(Collection entries)

++++++++++++++++++++

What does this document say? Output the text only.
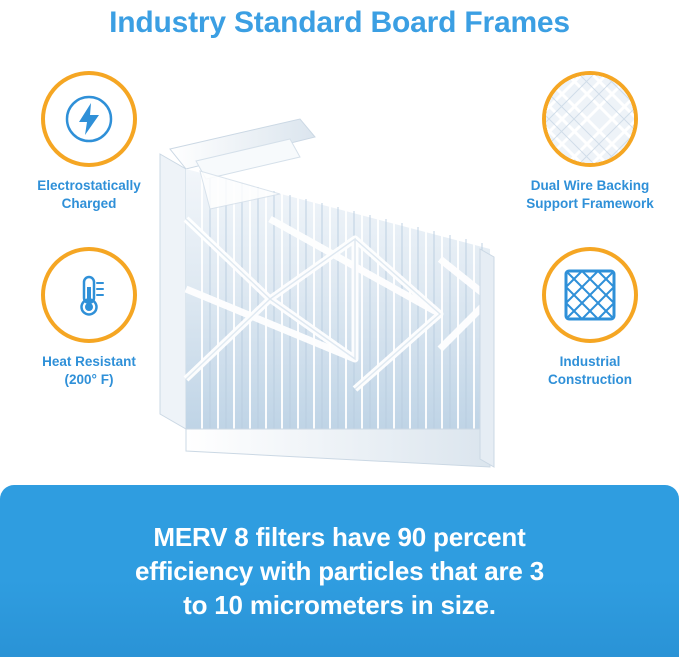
Industry Standard Board Frames
Electrostatically
Charged
Heat Resistant
(200° F)
Dual Wire Backing
Support Framework
Industrial
Construction
MERV 8 filters have 90 percent
efficiency with particles that are 3
to 10 micrometers in size.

++++++++++++++++++++

▶ **Task to complete**: The records above need to be given again exactly. Omit the pictures.

▶ **Completed exercise**:
What does this document say? Output the text only.
Industry Standard Board Frames
Electrostatically
Charged
Heat Resistant
(200° F)
Dual Wire Backing
Support Framework
Industrial
Construction
MERV 8 filters have 90 percent
efficiency with particles that are 3
to 10 micrometers in size.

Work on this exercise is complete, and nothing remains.